Work order: Go through the lines below, tally those that include the word "cavidade", and give only the tally.

(Saved data entries)
=== Begin Enclosure ===
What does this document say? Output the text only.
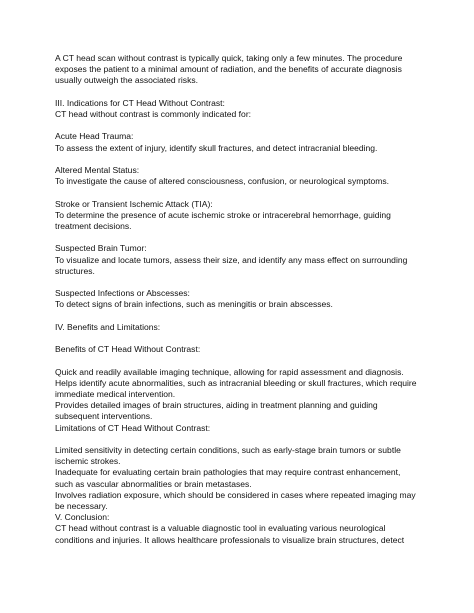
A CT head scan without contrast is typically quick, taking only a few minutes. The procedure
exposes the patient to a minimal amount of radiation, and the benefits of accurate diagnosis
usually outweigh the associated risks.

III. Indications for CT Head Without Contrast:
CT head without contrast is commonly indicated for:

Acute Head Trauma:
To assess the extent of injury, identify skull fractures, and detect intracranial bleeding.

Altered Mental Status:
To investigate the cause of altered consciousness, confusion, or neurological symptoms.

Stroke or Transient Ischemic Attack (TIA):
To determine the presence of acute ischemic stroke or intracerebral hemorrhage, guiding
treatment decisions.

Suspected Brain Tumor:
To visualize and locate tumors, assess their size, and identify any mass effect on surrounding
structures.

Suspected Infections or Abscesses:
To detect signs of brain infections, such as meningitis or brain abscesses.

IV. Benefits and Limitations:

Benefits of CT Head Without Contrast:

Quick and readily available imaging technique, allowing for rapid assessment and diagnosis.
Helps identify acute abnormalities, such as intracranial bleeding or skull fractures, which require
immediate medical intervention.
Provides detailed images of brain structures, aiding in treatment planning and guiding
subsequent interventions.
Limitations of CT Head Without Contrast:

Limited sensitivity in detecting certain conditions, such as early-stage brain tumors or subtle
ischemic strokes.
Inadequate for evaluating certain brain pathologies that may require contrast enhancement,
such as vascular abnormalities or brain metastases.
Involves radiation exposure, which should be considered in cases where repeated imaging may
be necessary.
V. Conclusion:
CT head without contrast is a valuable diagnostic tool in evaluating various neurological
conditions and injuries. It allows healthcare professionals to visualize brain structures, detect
=== End Enclosure ===
=== Begin Enclosure ===
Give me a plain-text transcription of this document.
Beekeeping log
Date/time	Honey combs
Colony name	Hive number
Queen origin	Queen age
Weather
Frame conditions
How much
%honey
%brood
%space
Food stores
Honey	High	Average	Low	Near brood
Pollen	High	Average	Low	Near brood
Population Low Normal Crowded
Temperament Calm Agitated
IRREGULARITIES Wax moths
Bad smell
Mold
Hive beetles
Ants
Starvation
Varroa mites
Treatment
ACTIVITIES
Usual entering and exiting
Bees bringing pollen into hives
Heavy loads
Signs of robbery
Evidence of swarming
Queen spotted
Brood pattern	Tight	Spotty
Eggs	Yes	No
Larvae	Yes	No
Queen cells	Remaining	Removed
=== End Enclosure ===
=== Begin Enclosure ===
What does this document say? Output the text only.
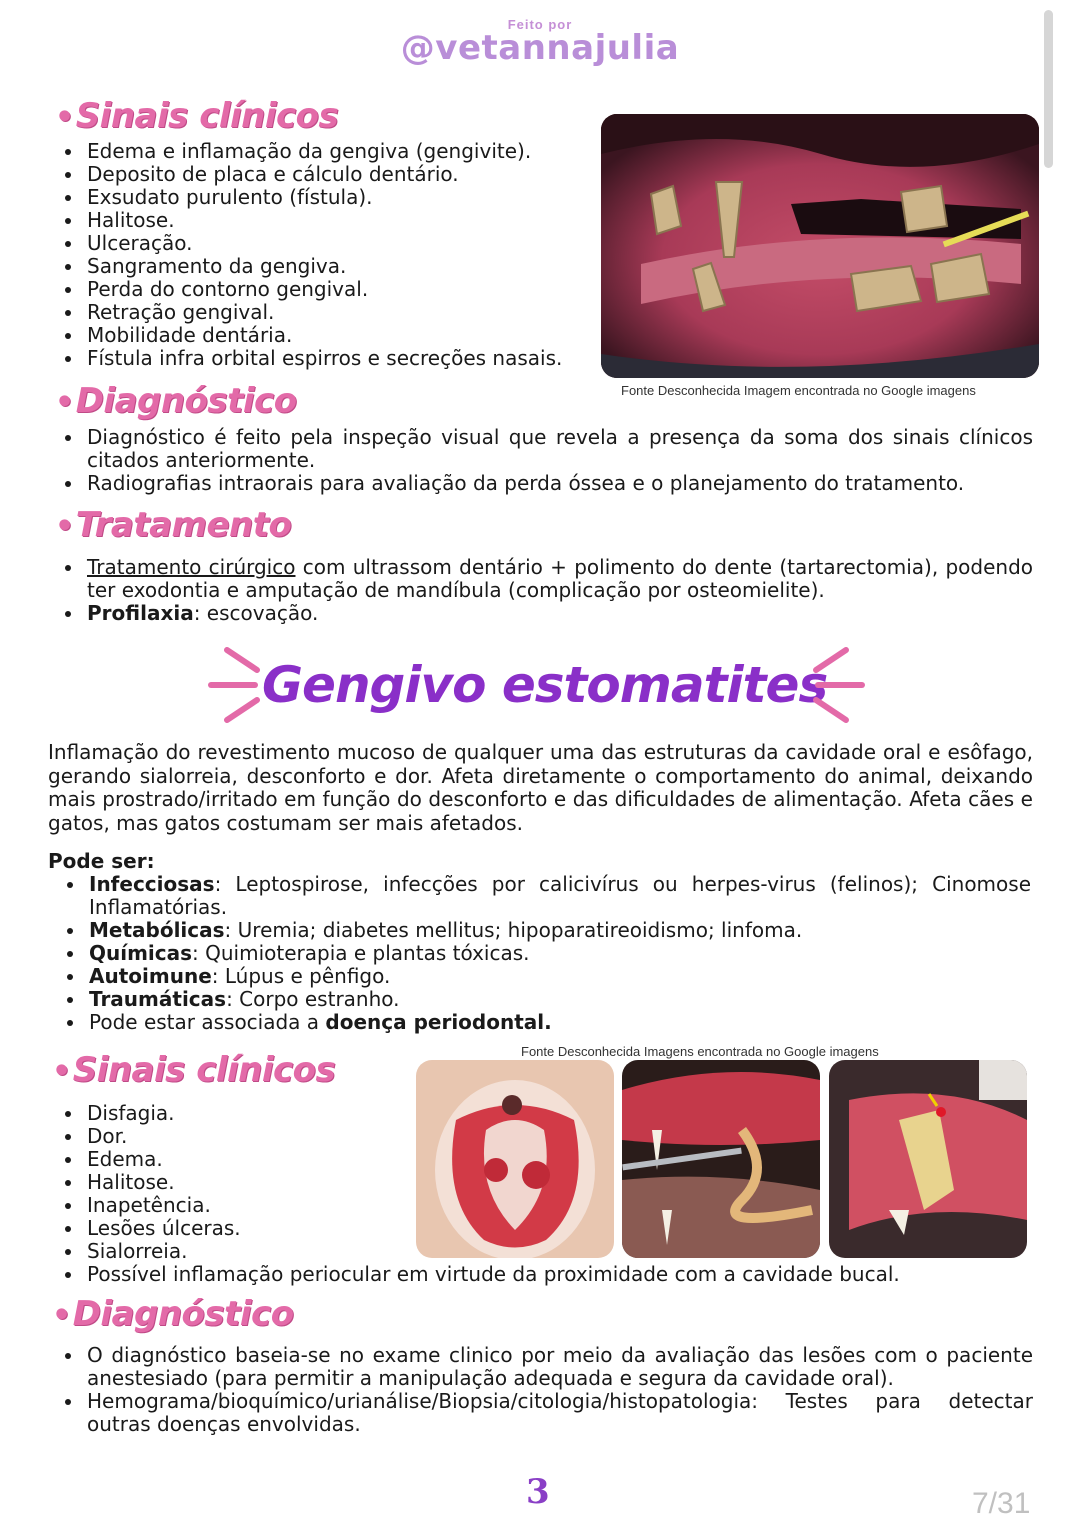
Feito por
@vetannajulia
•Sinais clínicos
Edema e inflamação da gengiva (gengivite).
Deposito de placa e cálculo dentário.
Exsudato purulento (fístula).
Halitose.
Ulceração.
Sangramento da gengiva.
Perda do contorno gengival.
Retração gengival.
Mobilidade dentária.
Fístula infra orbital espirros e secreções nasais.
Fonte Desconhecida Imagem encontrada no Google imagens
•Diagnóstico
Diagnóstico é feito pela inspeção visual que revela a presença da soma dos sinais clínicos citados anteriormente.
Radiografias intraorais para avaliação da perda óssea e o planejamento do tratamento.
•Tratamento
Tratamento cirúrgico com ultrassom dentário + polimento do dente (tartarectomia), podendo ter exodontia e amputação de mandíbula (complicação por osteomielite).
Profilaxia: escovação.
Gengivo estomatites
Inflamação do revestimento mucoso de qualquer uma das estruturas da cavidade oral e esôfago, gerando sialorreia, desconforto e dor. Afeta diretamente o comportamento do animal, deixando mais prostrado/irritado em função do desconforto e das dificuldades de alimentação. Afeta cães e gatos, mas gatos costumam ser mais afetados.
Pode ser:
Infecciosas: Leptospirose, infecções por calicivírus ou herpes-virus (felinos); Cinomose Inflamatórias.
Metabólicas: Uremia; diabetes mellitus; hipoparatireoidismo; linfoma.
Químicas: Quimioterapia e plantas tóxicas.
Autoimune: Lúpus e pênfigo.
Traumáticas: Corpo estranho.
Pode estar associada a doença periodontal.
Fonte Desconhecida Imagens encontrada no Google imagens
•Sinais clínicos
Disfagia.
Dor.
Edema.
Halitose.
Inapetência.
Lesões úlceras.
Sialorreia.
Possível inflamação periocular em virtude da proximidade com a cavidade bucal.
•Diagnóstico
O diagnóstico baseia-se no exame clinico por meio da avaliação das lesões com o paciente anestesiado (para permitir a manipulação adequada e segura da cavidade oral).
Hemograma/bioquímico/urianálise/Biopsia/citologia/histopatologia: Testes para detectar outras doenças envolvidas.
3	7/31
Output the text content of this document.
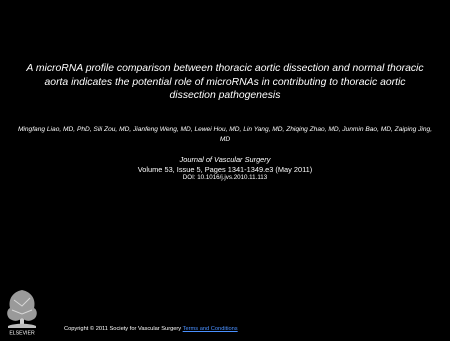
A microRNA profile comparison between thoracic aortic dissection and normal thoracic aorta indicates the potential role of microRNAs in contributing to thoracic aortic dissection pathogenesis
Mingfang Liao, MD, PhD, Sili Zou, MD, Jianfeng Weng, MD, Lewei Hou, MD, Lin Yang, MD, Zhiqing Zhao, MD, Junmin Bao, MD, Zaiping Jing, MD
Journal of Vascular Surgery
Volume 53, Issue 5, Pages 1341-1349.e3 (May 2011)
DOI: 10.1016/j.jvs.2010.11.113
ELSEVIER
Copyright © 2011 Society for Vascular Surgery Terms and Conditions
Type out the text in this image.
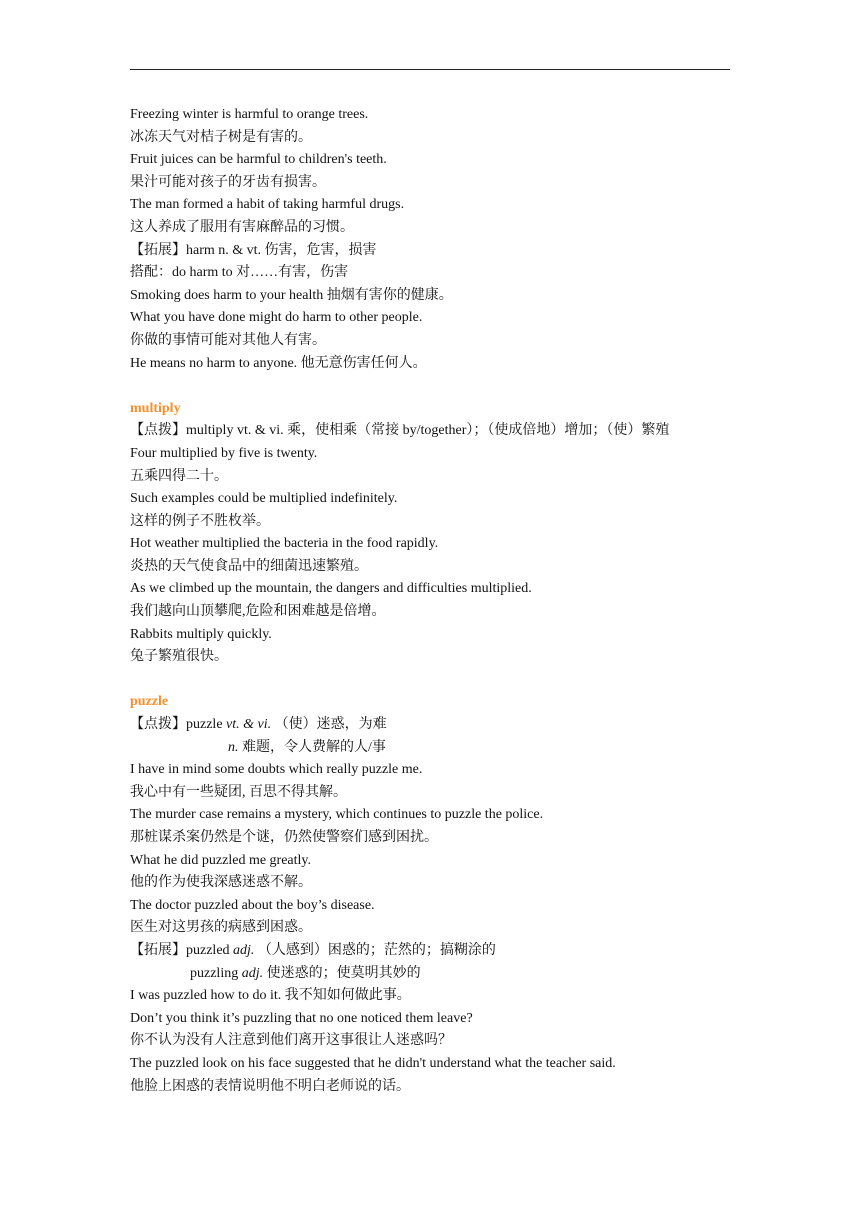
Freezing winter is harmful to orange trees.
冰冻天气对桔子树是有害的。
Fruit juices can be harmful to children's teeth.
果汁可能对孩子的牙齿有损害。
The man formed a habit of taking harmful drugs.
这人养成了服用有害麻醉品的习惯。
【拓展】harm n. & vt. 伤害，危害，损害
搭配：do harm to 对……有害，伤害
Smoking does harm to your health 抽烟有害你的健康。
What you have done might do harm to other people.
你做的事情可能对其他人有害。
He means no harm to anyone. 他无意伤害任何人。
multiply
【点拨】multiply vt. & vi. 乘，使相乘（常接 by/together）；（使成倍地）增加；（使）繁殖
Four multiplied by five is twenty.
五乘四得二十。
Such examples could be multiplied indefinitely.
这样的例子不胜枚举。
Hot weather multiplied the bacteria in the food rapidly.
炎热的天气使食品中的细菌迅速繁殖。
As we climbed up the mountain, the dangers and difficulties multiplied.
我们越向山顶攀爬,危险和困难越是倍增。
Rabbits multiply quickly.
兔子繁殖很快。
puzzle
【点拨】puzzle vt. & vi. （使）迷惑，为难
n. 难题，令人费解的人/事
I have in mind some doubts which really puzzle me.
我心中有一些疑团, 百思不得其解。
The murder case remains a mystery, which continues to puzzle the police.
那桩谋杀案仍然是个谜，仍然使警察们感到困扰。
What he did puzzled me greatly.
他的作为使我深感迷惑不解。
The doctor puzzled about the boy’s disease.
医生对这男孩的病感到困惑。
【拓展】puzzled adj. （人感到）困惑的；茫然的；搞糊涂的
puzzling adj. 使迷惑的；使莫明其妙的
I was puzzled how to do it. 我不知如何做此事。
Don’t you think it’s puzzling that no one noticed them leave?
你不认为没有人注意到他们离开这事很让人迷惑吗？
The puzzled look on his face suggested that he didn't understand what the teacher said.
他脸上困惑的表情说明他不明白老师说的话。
=== End Enclosure ===
Response for this exercise: 3